SHORT TASK: Collect each line holding the string "ecolind".

+++ DATA FOR THIS EXERCISE +++

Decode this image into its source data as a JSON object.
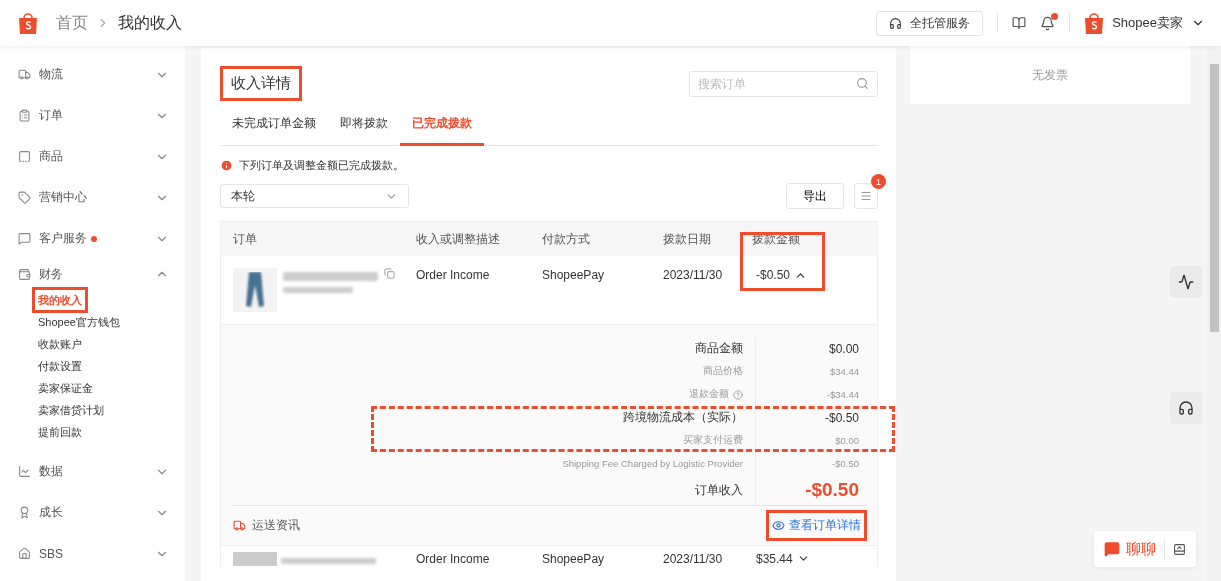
{
  "header": {
    "breadcrumb": [
      "首页",
      "我的收入"
    ],
    "service_button": "全托管服务",
    "notification_dot": true,
    "account": "Shopee卖家"
  },
  "sidebar": {
    "items": [
      {
        "label": "物流",
        "expanded": false,
        "dot": false
      },
      {
        "label": "订单",
        "expanded": false,
        "dot": false
      },
      {
        "label": "商品",
        "expanded": false,
        "dot": false
      },
      {
        "label": "营销中心",
        "expanded": false,
        "dot": false
      },
      {
        "label": "客户服务",
        "expanded": false,
        "dot": true
      },
      {
        "label": "财务",
        "expanded": true,
        "dot": false,
        "children": [
          {
            "label": "我的收入",
            "selected": true,
            "highlight": true
          },
          {
            "label": "Shopee官方钱包",
            "selected": false,
            "highlight": false
          },
          {
            "label": "收款账户",
            "selected": false,
            "highlight": false
          },
          {
            "label": "付款设置",
            "selected": false,
            "highlight": false
          },
          {
            "label": "卖家保证金",
            "selected": false,
            "highlight": false
          },
          {
            "label": "卖家借贷计划",
            "selected": false,
            "highlight": false
          },
          {
            "label": "提前回款",
            "selected": false,
            "highlight": false
          }
        ]
      },
      {
        "label": "数据",
        "expanded": false,
        "dot": false
      },
      {
        "label": "成长",
        "expanded": false,
        "dot": false
      },
      {
        "label": "SBS",
        "expanded": false,
        "dot": false
      }
    ]
  },
  "panel": {
    "title": "收入详情",
    "title_highlight": true,
    "search": {
      "placeholder": "搜索订单"
    },
    "tabs": [
      {
        "label": "未完成订单金额",
        "selected": false
      },
      {
        "label": "即将拨款",
        "selected": false
      },
      {
        "label": "已完成拨款",
        "selected": true
      }
    ],
    "notice": "下列订单及调整金额已完成拨款。",
    "period_select": {
      "value": "本轮"
    },
    "export_button": "导出",
    "filter_badge": "1",
    "table": {
      "columns": [
        {
          "label": "订单",
          "highlight": false
        },
        {
          "label": "收入或调整描述",
          "highlight": false
        },
        {
          "label": "付款方式",
          "highlight": false
        },
        {
          "label": "拨款日期",
          "highlight": false
        },
        {
          "label": "拨款金额",
          "highlight": true
        }
      ],
      "rows": [
        {
          "description": "Order Income",
          "payment": "ShopeePay",
          "date": "2023/11/30",
          "amount": "-$0.50",
          "expanded": true,
          "details": [
            {
              "label": "商品金额",
              "value": "$0.00",
              "kind": "main",
              "help": false,
              "highlight": false
            },
            {
              "label": "商品价格",
              "value": "$34.44",
              "kind": "sub",
              "help": false,
              "highlight": false
            },
            {
              "label": "退款金额",
              "value": "-$34.44",
              "kind": "sub",
              "help": true,
              "highlight": false
            },
            {
              "label": "跨境物流成本（实际）",
              "value": "-$0.50",
              "kind": "main",
              "help": false,
              "highlight": true
            },
            {
              "label": "买家支付运费",
              "value": "$0.00",
              "kind": "sub",
              "help": false,
              "highlight": true
            },
            {
              "label": "Shipping Fee Charged by Logistic Provider",
              "value": "-$0.50",
              "kind": "sub",
              "help": false,
              "highlight": false
            },
            {
              "label": "订单收入",
              "value": "-$0.50",
              "kind": "total",
              "help": false,
              "highlight": false
            }
          ],
          "shipping_label": "运送资讯",
          "view_link": "查看订单详情",
          "view_link_highlight": true
        },
        {
          "description": "Order Income",
          "payment": "ShopeePay",
          "date": "2023/11/30",
          "amount": "$35.44",
          "expanded": false
        }
      ]
    }
  },
  "invoice_card": {
    "text": "无发票"
  },
  "chat": {
    "label": "聊聊"
  }
}
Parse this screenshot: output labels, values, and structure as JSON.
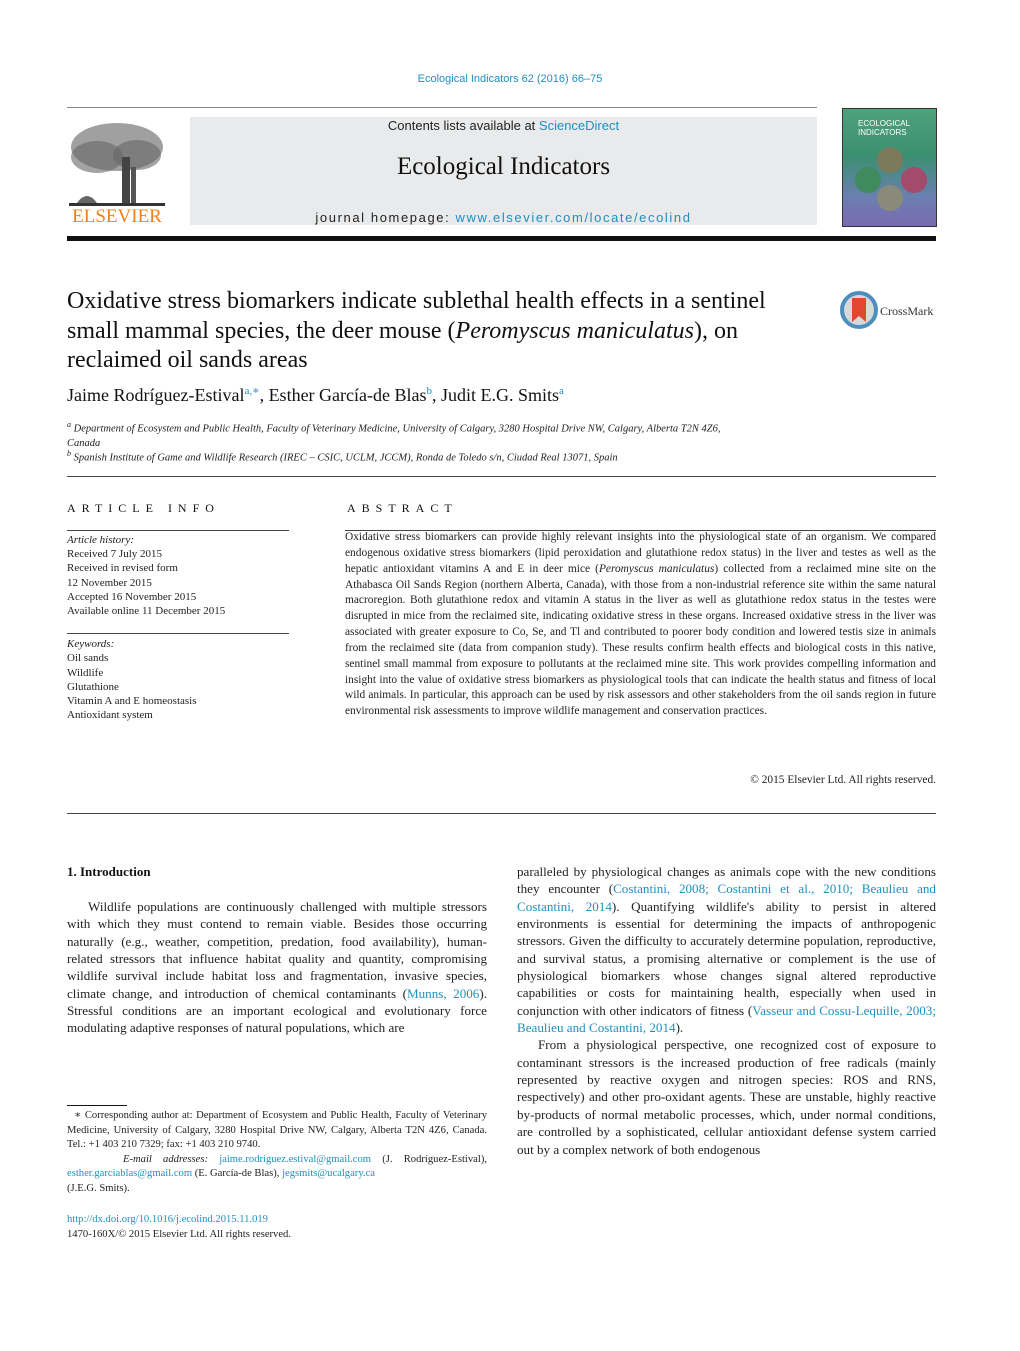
{
  "header": {
    "journal_ref": "Ecological Indicators 62 (2016) 66–75",
    "contents_prefix": "Contents lists available at ",
    "contents_link": "ScienceDirect",
    "journal_name": "Ecological Indicators",
    "homepage_prefix": "journal homepage: ",
    "homepage_link": "www.elsevier.com/locate/ecolind",
    "publisher_logo_text": "ELSEVIER",
    "cover_title_1": "ECOLOGICAL",
    "cover_title_2": "INDICATORS",
    "crossmark_label": "CrossMark",
    "colors": {
      "link": "#1f8fc1",
      "publisher": "#f07f1b"
    }
  },
  "article": {
    "title_part1": "Oxidative stress biomarkers indicate sublethal health effects in a sentinel small mammal species, the deer mouse (",
    "title_italic": "Peromyscus maniculatus",
    "title_part2": "), on reclaimed oil sands areas",
    "authors": [
      {
        "name": "Jaime Rodríguez-Estival",
        "sup": "a,∗",
        "sep": ", "
      },
      {
        "name": "Esther García-de Blas",
        "sup": "b",
        "sep": ", "
      },
      {
        "name": "Judit E.G. Smits",
        "sup": "a",
        "sep": ""
      }
    ],
    "affiliations": [
      {
        "sup": "a",
        "text": "Department of Ecosystem and Public Health, Faculty of Veterinary Medicine, University of Calgary, 3280 Hospital Drive NW, Calgary, Alberta T2N 4Z6, Canada"
      },
      {
        "sup": "b",
        "text": "Spanish Institute of Game and Wildlife Research (IREC – CSIC, UCLM, JCCM), Ronda de Toledo s/n, Ciudad Real 13071, Spain"
      }
    ]
  },
  "article_info": {
    "heading": "ARTICLE INFO",
    "history_label": "Article history:",
    "history": [
      "Received 7 July 2015",
      "Received in revised form",
      "12 November 2015",
      "Accepted 16 November 2015",
      "Available online 11 December 2015"
    ],
    "keywords_label": "Keywords:",
    "keywords": [
      "Oil sands",
      "Wildlife",
      "Glutathione",
      "Vitamin A and E homeostasis",
      "Antioxidant system"
    ]
  },
  "abstract": {
    "heading": "ABSTRACT",
    "text_part1": "Oxidative stress biomarkers can provide highly relevant insights into the physiological state of an organism. We compared endogenous oxidative stress biomarkers (lipid peroxidation and glutathione redox status) in the liver and testes as well as the hepatic antioxidant vitamins A and E in deer mice (",
    "text_italic": "Peromyscus maniculatus",
    "text_part2": ") collected from a reclaimed mine site on the Athabasca Oil Sands Region (northern Alberta, Canada), with those from a non-industrial reference site within the same natural macroregion. Both glutathione redox and vitamin A status in the liver as well as glutathione redox status in the testes were disrupted in mice from the reclaimed site, indicating oxidative stress in these organs. Increased oxidative stress in the liver was associated with greater exposure to Co, Se, and Tl and contributed to poorer body condition and lowered testis size in animals from the reclaimed site (data from companion study). These results confirm health effects and biological costs in this native, sentinel small mammal from exposure to pollutants at the reclaimed mine site. This work provides compelling information and insight into the value of oxidative stress biomarkers as physiological tools that can indicate the health status and fitness of local wild animals. In particular, this approach can be used by risk assessors and other stakeholders from the oil sands region in future environmental risk assessments to improve wildlife management and conservation practices.",
    "copyright": "© 2015 Elsevier Ltd. All rights reserved."
  },
  "body": {
    "intro_heading": "1.  Introduction",
    "left_para_part1": "Wildlife populations are continuously challenged with multiple stressors with which they must contend to remain viable. Besides those occurring naturally (e.g., weather, competition, predation, food availability), human-related stressors that influence habitat quality and quantity, compromising wildlife survival include habitat loss and fragmentation, invasive species, climate change, and introduction of chemical contaminants (",
    "left_cite": "Munns, 2006",
    "left_para_part2": "). Stressful conditions are an important ecological and evolutionary force modulating adaptive responses of natural populations, which are",
    "right_para1_part1": "paralleled by physiological changes as animals cope with the new conditions they encounter (",
    "right_cite1": "Costantini, 2008; Costantini et al., 2010; Beaulieu and Costantini, 2014",
    "right_para1_part2": "). Quantifying wildlife's ability to persist in altered environments is essential for determining the impacts of anthropogenic stressors. Given the difficulty to accurately determine population, reproductive, and survival status, a promising alternative or complement is the use of physiological biomarkers whose changes signal altered reproductive capabilities or costs for maintaining health, especially when used in conjunction with other indicators of fitness (",
    "right_cite2": "Vasseur and Cossu-Lequille, 2003; Beaulieu and Costantini, 2014",
    "right_para1_part3": ").",
    "right_para2": "From a physiological perspective, one recognized cost of exposure to contaminant stressors is the increased production of free radicals (mainly represented by reactive oxygen and nitrogen species: ROS and RNS, respectively) and other pro-oxidant agents. These are unstable, highly reactive by-products of normal metabolic processes, which, under normal conditions, are controlled by a sophisticated, cellular antioxidant defense system carried out by a complex network of both endogenous"
  },
  "footnote": {
    "star": "∗",
    "corresponding": " Corresponding author at: Department of Ecosystem and Public Health, Faculty of Veterinary Medicine, University of Calgary, 3280 Hospital Drive NW, Calgary, Alberta T2N 4Z6, Canada. Tel.: +1 403 210 7329; fax: +1 403 210 9740.",
    "email_label": "E-mail addresses:",
    "emails": [
      {
        "address": "jaime.rodriguez.estival@gmail.com",
        "who": " (J. Rodríguez-Estival), "
      },
      {
        "address": "esther.garciablas@gmail.com",
        "who": " (E. García-de Blas), "
      },
      {
        "address": "jegsmits@ucalgary.ca",
        "who": " (J.E.G. Smits)."
      }
    ],
    "doi": "http://dx.doi.org/10.1016/j.ecolind.2015.11.019",
    "issn": "1470-160X/© 2015 Elsevier Ltd. All rights reserved."
  }
}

+++

WRITTEN SOLUTION:
    "homepage_link": "www.elsevier.com/locate/ecolind",
    "doi": "http://dx.doi.org/10.1016/j.ecolind.2015.11.019",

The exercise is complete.